- **What the task requires**
In the records below, find each line with the word "this" and copy it.

====== Exercise material ======

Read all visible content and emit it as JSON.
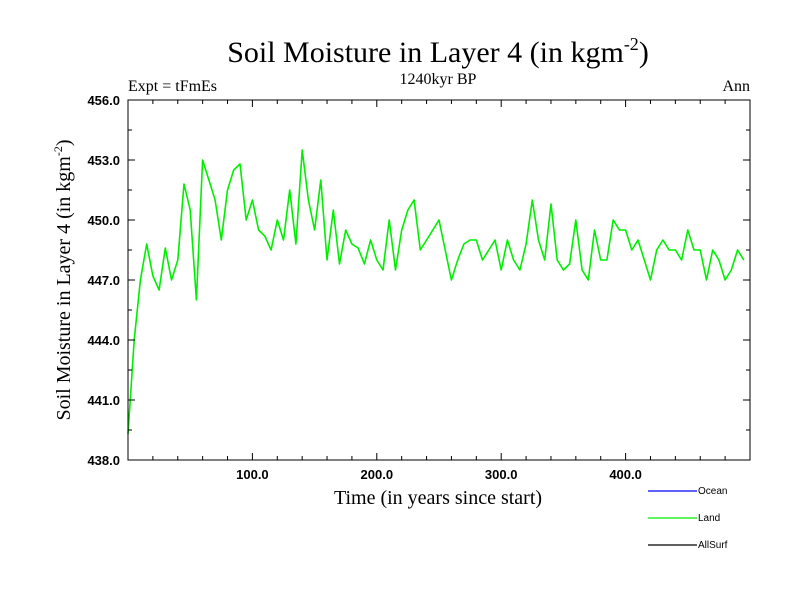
{
  "chart_data": {
    "type": "line",
    "title": "Soil Moisture in Layer 4 (in kgm",
    "title_sup": "-2",
    "title_close": ")",
    "subtitle_left": "Expt = tFmEs",
    "subtitle_center": "1240kyr BP",
    "subtitle_right": "Ann",
    "xlabel": "Time (in years since start)",
    "ylabel": "Soil Moisture in Layer 4 (in kgm",
    "ylabel_sup": "-2",
    "ylabel_close": ")",
    "xlim": [
      0,
      500
    ],
    "ylim": [
      438,
      456
    ],
    "xticks": [
      100,
      200,
      300,
      400
    ],
    "xtick_labels": [
      "100.0",
      "200.0",
      "300.0",
      "400.0"
    ],
    "yticks": [
      438,
      441,
      444,
      447,
      450,
      453,
      456
    ],
    "ytick_labels": [
      "438.0",
      "441.0",
      "444.0",
      "447.0",
      "450.0",
      "453.0",
      "456.0"
    ],
    "legend": [
      {
        "name": "Ocean",
        "color": "#0000ff"
      },
      {
        "name": "Land",
        "color": "#00ee00"
      },
      {
        "name": "AllSurf",
        "color": "#000000"
      }
    ],
    "series": [
      {
        "name": "Land",
        "color": "#00ee00",
        "x_start": 0,
        "x_step": 5,
        "values": [
          439.3,
          444.0,
          447.0,
          448.8,
          447.2,
          446.5,
          448.6,
          447.0,
          448.0,
          451.8,
          450.5,
          446.0,
          453.0,
          452.0,
          451.0,
          449.0,
          451.5,
          452.5,
          452.8,
          450.0,
          451.0,
          449.5,
          449.2,
          448.5,
          450.0,
          449.0,
          451.5,
          448.8,
          453.5,
          451.0,
          449.5,
          452.0,
          448.0,
          450.5,
          447.8,
          449.5,
          448.8,
          448.6,
          447.8,
          449.0,
          448.0,
          447.5,
          450.0,
          447.5,
          449.5,
          450.5,
          451.0,
          448.5,
          449.0,
          449.5,
          450.0,
          448.5,
          447.0,
          448.0,
          448.8,
          449.0,
          449.0,
          448.0,
          448.5,
          449.0,
          447.5,
          449.0,
          448.0,
          447.5,
          448.8,
          451.0,
          449.0,
          448.0,
          450.8,
          448.0,
          447.5,
          447.8,
          450.0,
          447.5,
          447.0,
          449.5,
          448.0,
          448.0,
          450.0,
          449.5,
          449.5,
          448.5,
          449.0,
          448.0,
          447.0,
          448.5,
          449.0,
          448.5,
          448.5,
          448.0,
          449.5,
          448.5,
          448.5,
          447.0,
          448.5,
          448.0,
          447.0,
          447.5,
          448.5,
          448.0
        ]
      }
    ]
  }
}
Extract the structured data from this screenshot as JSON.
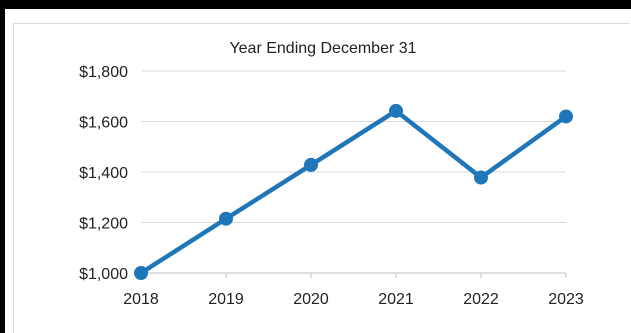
{
  "chart_data": {
    "type": "line",
    "title": "Year Ending December 31",
    "xlabel": "",
    "ylabel": "",
    "categories": [
      "2018",
      "2019",
      "2020",
      "2021",
      "2022",
      "2023"
    ],
    "series": [
      {
        "values": [
          1000,
          1215,
          1428,
          1642,
          1378,
          1620
        ]
      }
    ],
    "ylim": [
      1000,
      1800
    ],
    "yticks": [
      1000,
      1200,
      1400,
      1600,
      1800
    ],
    "ytick_labels": [
      "$1,000",
      "$1,200",
      "$1,400",
      "$1,600",
      "$1,800"
    ],
    "grid": "horizontal",
    "legend": "none",
    "colors": {
      "line": "#1f77b9",
      "grid": "#d9d9d9",
      "axis": "#bfbfbf",
      "text": "#222222"
    }
  }
}
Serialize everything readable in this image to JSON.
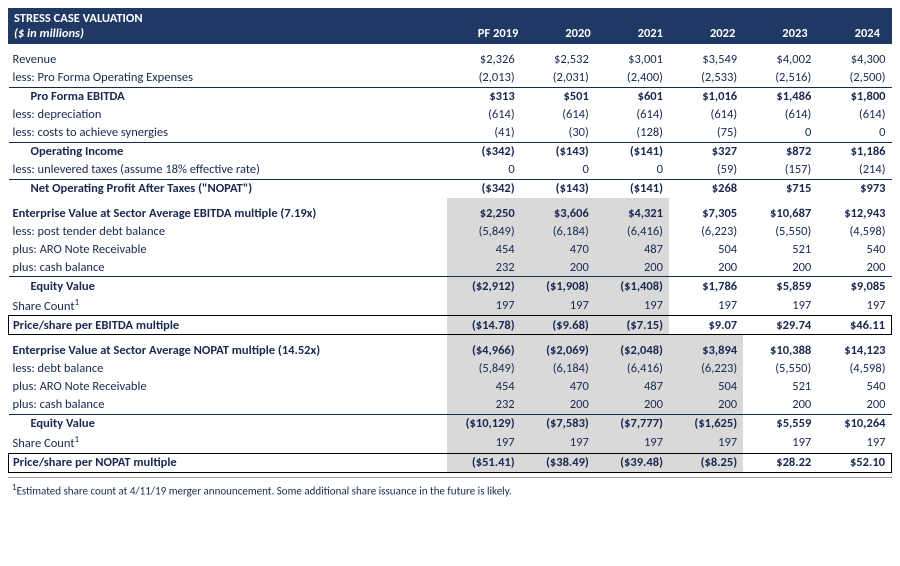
{
  "header": {
    "title": "STRESS CASE VALUATION",
    "subtitle": "($ in millions)",
    "columns": [
      "PF 2019",
      "2020",
      "2021",
      "2022",
      "2023",
      "2024"
    ]
  },
  "rows": [
    {
      "label": "Revenue",
      "vals": [
        "$2,326",
        "$2,532",
        "$3,001",
        "$3,549",
        "$4,002",
        "$4,300"
      ],
      "cls": "section-gap"
    },
    {
      "label": "less: Pro Forma Operating Expenses",
      "vals": [
        "(2,013)",
        "(2,031)",
        "(2,400)",
        "(2,533)",
        "(2,516)",
        "(2,500)"
      ]
    },
    {
      "label": "Pro Forma EBITDA",
      "vals": [
        "$313",
        "$501",
        "$601",
        "$1,016",
        "$1,486",
        "$1,800"
      ],
      "cls": "bold topline",
      "indent": true
    },
    {
      "label": "less: depreciation",
      "vals": [
        "(614)",
        "(614)",
        "(614)",
        "(614)",
        "(614)",
        "(614)"
      ]
    },
    {
      "label": "less: costs to achieve synergies",
      "vals": [
        "(41)",
        "(30)",
        "(128)",
        "(75)",
        "0",
        "0"
      ]
    },
    {
      "label": "Operating Income",
      "vals": [
        "($342)",
        "($143)",
        "($141)",
        "$327",
        "$872",
        "$1,186"
      ],
      "cls": "bold topline",
      "indent": true
    },
    {
      "label": "less: unlevered taxes (assume 18% effective rate)",
      "vals": [
        "0",
        "0",
        "0",
        "(59)",
        "(157)",
        "(214)"
      ]
    },
    {
      "label": "Net Operating Profit After Taxes (\"NOPAT\")",
      "vals": [
        "($342)",
        "($143)",
        "($141)",
        "$268",
        "$715",
        "$973"
      ],
      "cls": "bold topline",
      "indent": true
    },
    {
      "label": "Enterprise Value at Sector Average EBITDA multiple (7.19x)",
      "vals": [
        "$2,250",
        "$3,606",
        "$4,321",
        "$7,305",
        "$10,687",
        "$12,943"
      ],
      "cls": "bold section-gap",
      "hl": 3
    },
    {
      "label": "less: post tender debt balance",
      "vals": [
        "(5,849)",
        "(6,184)",
        "(6,416)",
        "(6,223)",
        "(5,550)",
        "(4,598)"
      ],
      "hl": 3
    },
    {
      "label": "plus: ARO Note Receivable",
      "vals": [
        "454",
        "470",
        "487",
        "504",
        "521",
        "540"
      ],
      "hl": 3
    },
    {
      "label": "plus: cash balance",
      "vals": [
        "232",
        "200",
        "200",
        "200",
        "200",
        "200"
      ],
      "hl": 3
    },
    {
      "label": "Equity Value",
      "vals": [
        "($2,912)",
        "($1,908)",
        "($1,408)",
        "$1,786",
        "$5,859",
        "$9,085"
      ],
      "cls": "bold topline",
      "indent": true,
      "hl": 3
    },
    {
      "label": "Share Count",
      "sup": "1",
      "vals": [
        "197",
        "197",
        "197",
        "197",
        "197",
        "197"
      ],
      "hl": 3
    },
    {
      "label": "Price/share per EBITDA multiple",
      "vals": [
        "($14.78)",
        "($9.68)",
        "($7.15)",
        "$9.07",
        "$29.74",
        "$46.11"
      ],
      "cls": "bold box",
      "hl": 3
    },
    {
      "label": "Enterprise Value at Sector Average NOPAT multiple (14.52x)",
      "vals": [
        "($4,966)",
        "($2,069)",
        "($2,048)",
        "$3,894",
        "$10,388",
        "$14,123"
      ],
      "cls": "bold section-gap",
      "hl": 4
    },
    {
      "label": "less: debt balance",
      "vals": [
        "(5,849)",
        "(6,184)",
        "(6,416)",
        "(6,223)",
        "(5,550)",
        "(4,598)"
      ],
      "hl": 4
    },
    {
      "label": "plus: ARO Note Receivable",
      "vals": [
        "454",
        "470",
        "487",
        "504",
        "521",
        "540"
      ],
      "hl": 4
    },
    {
      "label": "plus: cash balance",
      "vals": [
        "232",
        "200",
        "200",
        "200",
        "200",
        "200"
      ],
      "hl": 4
    },
    {
      "label": "Equity Value",
      "vals": [
        "($10,129)",
        "($7,583)",
        "($7,777)",
        "($1,625)",
        "$5,559",
        "$10,264"
      ],
      "cls": "bold topline",
      "indent": true,
      "hl": 4
    },
    {
      "label": "Share Count",
      "sup": "1",
      "vals": [
        "197",
        "197",
        "197",
        "197",
        "197",
        "197"
      ],
      "hl": 4
    },
    {
      "label": "Price/share per NOPAT multiple",
      "vals": [
        "($51.41)",
        "($38.49)",
        "($39.48)",
        "($8.25)",
        "$28.22",
        "$52.10"
      ],
      "cls": "bold box",
      "hl": 4
    }
  ],
  "footnote": {
    "marker": "1",
    "text": "Estimated share count at 4/11/19 merger announcement.  Some additional share issuance in the future is likely."
  }
}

======

- **Task output**
Extract the structured data from this screenshot as JSON.
Serialize everything readable in this image to JSON.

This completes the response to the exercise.